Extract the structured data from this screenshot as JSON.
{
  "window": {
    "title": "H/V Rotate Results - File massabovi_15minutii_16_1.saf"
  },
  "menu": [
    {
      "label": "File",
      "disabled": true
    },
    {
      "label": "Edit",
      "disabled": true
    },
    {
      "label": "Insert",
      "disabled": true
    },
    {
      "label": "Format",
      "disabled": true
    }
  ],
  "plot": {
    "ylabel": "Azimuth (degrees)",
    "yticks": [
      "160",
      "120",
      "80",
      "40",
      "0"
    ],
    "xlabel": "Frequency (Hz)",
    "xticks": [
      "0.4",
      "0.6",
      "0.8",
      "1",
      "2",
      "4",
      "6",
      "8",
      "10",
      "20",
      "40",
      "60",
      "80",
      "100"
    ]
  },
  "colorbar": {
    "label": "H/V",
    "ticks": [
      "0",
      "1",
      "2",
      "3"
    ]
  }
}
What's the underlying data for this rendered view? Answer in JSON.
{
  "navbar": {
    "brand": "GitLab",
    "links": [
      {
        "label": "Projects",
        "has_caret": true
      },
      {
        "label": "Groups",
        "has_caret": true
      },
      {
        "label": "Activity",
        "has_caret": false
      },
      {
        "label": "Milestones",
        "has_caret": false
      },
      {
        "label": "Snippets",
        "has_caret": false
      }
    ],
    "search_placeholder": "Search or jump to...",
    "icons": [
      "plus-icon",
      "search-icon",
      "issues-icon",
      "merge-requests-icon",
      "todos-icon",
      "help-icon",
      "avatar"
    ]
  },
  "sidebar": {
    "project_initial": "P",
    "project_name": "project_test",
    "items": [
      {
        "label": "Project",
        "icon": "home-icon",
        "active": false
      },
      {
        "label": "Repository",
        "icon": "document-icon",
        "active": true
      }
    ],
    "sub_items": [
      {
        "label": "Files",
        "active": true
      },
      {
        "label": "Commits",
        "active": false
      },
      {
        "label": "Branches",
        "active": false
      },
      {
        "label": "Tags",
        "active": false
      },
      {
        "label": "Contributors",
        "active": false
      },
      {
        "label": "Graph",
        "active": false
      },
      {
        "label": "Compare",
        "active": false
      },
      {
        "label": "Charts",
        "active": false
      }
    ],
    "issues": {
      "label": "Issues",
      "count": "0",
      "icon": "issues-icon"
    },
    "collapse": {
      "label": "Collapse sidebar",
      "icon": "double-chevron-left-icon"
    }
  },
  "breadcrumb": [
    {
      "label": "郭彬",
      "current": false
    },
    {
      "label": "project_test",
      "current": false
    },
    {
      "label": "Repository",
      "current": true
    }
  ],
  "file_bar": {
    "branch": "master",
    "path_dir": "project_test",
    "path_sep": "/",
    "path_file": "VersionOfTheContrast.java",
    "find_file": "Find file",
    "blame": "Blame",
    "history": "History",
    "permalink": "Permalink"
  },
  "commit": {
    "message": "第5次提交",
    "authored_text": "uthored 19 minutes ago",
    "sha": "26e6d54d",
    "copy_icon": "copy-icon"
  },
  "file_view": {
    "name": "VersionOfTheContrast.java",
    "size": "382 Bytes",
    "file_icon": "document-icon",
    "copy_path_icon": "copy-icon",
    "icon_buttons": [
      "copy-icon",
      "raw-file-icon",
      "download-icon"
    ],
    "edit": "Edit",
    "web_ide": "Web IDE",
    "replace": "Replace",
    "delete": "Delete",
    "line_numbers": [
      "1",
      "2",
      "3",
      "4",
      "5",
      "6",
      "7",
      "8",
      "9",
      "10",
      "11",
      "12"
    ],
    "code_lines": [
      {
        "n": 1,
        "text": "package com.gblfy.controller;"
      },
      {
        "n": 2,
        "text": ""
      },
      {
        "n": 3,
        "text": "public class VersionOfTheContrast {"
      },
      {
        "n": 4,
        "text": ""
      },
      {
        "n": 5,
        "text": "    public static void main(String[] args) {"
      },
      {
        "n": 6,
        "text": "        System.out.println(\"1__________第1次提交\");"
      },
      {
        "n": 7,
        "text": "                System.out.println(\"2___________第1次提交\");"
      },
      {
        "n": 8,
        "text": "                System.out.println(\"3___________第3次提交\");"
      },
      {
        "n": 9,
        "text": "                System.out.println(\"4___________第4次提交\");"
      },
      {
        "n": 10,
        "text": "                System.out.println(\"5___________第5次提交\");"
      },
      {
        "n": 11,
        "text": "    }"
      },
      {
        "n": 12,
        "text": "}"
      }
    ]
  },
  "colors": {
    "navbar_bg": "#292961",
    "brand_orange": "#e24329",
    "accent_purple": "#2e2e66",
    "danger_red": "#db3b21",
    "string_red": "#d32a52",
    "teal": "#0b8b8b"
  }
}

::::::::::

Report each line in the preceding entries that holds the string "this".

__Exercise answer__:
Extract the structured data from this screenshot as JSON.
What's the underlying data for this rendered view? Answer in JSON.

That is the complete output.